Raw records
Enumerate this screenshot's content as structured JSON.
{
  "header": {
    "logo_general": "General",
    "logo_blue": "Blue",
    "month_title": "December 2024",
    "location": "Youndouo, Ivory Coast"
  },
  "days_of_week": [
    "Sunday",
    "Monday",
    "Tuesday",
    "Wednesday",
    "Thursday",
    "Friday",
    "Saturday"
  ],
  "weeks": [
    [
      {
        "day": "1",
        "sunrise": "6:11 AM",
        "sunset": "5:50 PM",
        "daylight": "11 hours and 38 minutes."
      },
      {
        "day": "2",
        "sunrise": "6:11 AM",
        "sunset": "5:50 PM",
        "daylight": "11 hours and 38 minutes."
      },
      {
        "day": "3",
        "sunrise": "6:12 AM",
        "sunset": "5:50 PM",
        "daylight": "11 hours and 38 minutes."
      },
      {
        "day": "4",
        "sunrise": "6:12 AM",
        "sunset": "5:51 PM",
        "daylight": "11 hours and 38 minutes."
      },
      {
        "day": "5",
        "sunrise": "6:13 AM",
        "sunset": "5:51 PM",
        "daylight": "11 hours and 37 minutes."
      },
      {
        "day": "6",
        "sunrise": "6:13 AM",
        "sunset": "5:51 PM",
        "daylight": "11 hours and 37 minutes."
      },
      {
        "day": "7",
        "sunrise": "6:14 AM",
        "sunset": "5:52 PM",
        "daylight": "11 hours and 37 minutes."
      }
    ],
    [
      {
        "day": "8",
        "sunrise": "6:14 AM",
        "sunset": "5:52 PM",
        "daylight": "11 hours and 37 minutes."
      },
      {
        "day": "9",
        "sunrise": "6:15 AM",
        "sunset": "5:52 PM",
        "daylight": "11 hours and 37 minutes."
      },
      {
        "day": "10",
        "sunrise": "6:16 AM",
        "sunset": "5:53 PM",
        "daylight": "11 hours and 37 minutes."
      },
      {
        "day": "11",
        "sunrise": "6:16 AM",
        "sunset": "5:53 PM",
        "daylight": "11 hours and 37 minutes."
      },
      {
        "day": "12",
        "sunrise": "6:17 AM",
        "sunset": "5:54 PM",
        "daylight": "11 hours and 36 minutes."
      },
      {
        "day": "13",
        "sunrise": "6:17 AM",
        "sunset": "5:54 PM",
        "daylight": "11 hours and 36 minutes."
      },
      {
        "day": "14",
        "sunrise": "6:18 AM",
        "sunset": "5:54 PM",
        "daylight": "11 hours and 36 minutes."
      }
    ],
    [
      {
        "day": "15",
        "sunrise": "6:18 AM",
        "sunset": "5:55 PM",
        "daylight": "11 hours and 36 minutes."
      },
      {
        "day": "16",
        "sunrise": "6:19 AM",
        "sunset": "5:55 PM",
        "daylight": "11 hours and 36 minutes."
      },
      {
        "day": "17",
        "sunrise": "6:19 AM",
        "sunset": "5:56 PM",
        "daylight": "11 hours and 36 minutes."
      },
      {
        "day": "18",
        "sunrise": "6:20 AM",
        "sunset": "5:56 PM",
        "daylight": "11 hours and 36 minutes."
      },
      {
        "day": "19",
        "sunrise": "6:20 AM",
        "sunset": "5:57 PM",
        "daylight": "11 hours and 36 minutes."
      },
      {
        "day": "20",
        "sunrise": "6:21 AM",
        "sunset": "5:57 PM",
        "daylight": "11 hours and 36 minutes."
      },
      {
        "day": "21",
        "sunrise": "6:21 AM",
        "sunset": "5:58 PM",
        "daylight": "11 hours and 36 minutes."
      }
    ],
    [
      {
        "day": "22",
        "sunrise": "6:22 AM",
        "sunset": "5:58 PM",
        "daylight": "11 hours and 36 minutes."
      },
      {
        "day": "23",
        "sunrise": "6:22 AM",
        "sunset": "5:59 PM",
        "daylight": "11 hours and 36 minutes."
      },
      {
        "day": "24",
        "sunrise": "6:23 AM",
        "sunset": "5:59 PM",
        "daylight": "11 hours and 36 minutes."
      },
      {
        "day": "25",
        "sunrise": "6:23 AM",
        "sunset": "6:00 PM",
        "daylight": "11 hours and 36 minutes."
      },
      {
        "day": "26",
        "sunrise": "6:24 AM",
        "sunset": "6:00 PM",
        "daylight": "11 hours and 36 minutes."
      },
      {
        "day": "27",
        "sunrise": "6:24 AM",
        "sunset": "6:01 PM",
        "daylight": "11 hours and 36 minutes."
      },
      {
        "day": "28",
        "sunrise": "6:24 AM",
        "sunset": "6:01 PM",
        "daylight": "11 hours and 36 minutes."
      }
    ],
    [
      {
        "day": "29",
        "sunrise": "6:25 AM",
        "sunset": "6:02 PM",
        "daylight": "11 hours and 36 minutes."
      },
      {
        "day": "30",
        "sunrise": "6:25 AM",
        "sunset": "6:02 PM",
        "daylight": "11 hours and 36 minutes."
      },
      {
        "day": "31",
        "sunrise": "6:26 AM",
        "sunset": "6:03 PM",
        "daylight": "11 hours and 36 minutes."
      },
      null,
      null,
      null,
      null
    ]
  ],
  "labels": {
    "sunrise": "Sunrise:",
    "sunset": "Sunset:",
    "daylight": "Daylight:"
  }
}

**Exercise directions**
Repeat the records above exactly as they appear.

**Response**
Enumerate this screenshot's content as structured JSON.
{
  "header": {
    "logo_general": "General",
    "logo_blue": "Blue",
    "month_title": "December 2024",
    "location": "Youndouo, Ivory Coast"
  },
  "days_of_week": [
    "Sunday",
    "Monday",
    "Tuesday",
    "Wednesday",
    "Thursday",
    "Friday",
    "Saturday"
  ],
  "weeks": [
    [
      {
        "day": "1",
        "sunrise": "6:11 AM",
        "sunset": "5:50 PM",
        "daylight": "11 hours and 38 minutes."
      },
      {
        "day": "2",
        "sunrise": "6:11 AM",
        "sunset": "5:50 PM",
        "daylight": "11 hours and 38 minutes."
      },
      {
        "day": "3",
        "sunrise": "6:12 AM",
        "sunset": "5:50 PM",
        "daylight": "11 hours and 38 minutes."
      },
      {
        "day": "4",
        "sunrise": "6:12 AM",
        "sunset": "5:51 PM",
        "daylight": "11 hours and 38 minutes."
      },
      {
        "day": "5",
        "sunrise": "6:13 AM",
        "sunset": "5:51 PM",
        "daylight": "11 hours and 37 minutes."
      },
      {
        "day": "6",
        "sunrise": "6:13 AM",
        "sunset": "5:51 PM",
        "daylight": "11 hours and 37 minutes."
      },
      {
        "day": "7",
        "sunrise": "6:14 AM",
        "sunset": "5:52 PM",
        "daylight": "11 hours and 37 minutes."
      }
    ],
    [
      {
        "day": "8",
        "sunrise": "6:14 AM",
        "sunset": "5:52 PM",
        "daylight": "11 hours and 37 minutes."
      },
      {
        "day": "9",
        "sunrise": "6:15 AM",
        "sunset": "5:52 PM",
        "daylight": "11 hours and 37 minutes."
      },
      {
        "day": "10",
        "sunrise": "6:16 AM",
        "sunset": "5:53 PM",
        "daylight": "11 hours and 37 minutes."
      },
      {
        "day": "11",
        "sunrise": "6:16 AM",
        "sunset": "5:53 PM",
        "daylight": "11 hours and 37 minutes."
      },
      {
        "day": "12",
        "sunrise": "6:17 AM",
        "sunset": "5:54 PM",
        "daylight": "11 hours and 36 minutes."
      },
      {
        "day": "13",
        "sunrise": "6:17 AM",
        "sunset": "5:54 PM",
        "daylight": "11 hours and 36 minutes."
      },
      {
        "day": "14",
        "sunrise": "6:18 AM",
        "sunset": "5:54 PM",
        "daylight": "11 hours and 36 minutes."
      }
    ],
    [
      {
        "day": "15",
        "sunrise": "6:18 AM",
        "sunset": "5:55 PM",
        "daylight": "11 hours and 36 minutes."
      },
      {
        "day": "16",
        "sunrise": "6:19 AM",
        "sunset": "5:55 PM",
        "daylight": "11 hours and 36 minutes."
      },
      {
        "day": "17",
        "sunrise": "6:19 AM",
        "sunset": "5:56 PM",
        "daylight": "11 hours and 36 minutes."
      },
      {
        "day": "18",
        "sunrise": "6:20 AM",
        "sunset": "5:56 PM",
        "daylight": "11 hours and 36 minutes."
      },
      {
        "day": "19",
        "sunrise": "6:20 AM",
        "sunset": "5:57 PM",
        "daylight": "11 hours and 36 minutes."
      },
      {
        "day": "20",
        "sunrise": "6:21 AM",
        "sunset": "5:57 PM",
        "daylight": "11 hours and 36 minutes."
      },
      {
        "day": "21",
        "sunrise": "6:21 AM",
        "sunset": "5:58 PM",
        "daylight": "11 hours and 36 minutes."
      }
    ],
    [
      {
        "day": "22",
        "sunrise": "6:22 AM",
        "sunset": "5:58 PM",
        "daylight": "11 hours and 36 minutes."
      },
      {
        "day": "23",
        "sunrise": "6:22 AM",
        "sunset": "5:59 PM",
        "daylight": "11 hours and 36 minutes."
      },
      {
        "day": "24",
        "sunrise": "6:23 AM",
        "sunset": "5:59 PM",
        "daylight": "11 hours and 36 minutes."
      },
      {
        "day": "25",
        "sunrise": "6:23 AM",
        "sunset": "6:00 PM",
        "daylight": "11 hours and 36 minutes."
      },
      {
        "day": "26",
        "sunrise": "6:24 AM",
        "sunset": "6:00 PM",
        "daylight": "11 hours and 36 minutes."
      },
      {
        "day": "27",
        "sunrise": "6:24 AM",
        "sunset": "6:01 PM",
        "daylight": "11 hours and 36 minutes."
      },
      {
        "day": "28",
        "sunrise": "6:24 AM",
        "sunset": "6:01 PM",
        "daylight": "11 hours and 36 minutes."
      }
    ],
    [
      {
        "day": "29",
        "sunrise": "6:25 AM",
        "sunset": "6:02 PM",
        "daylight": "11 hours and 36 minutes."
      },
      {
        "day": "30",
        "sunrise": "6:25 AM",
        "sunset": "6:02 PM",
        "daylight": "11 hours and 36 minutes."
      },
      {
        "day": "31",
        "sunrise": "6:26 AM",
        "sunset": "6:03 PM",
        "daylight": "11 hours and 36 minutes."
      },
      null,
      null,
      null,
      null
    ]
  ],
  "labels": {
    "sunrise": "Sunrise:",
    "sunset": "Sunset:",
    "daylight": "Daylight:"
  }
}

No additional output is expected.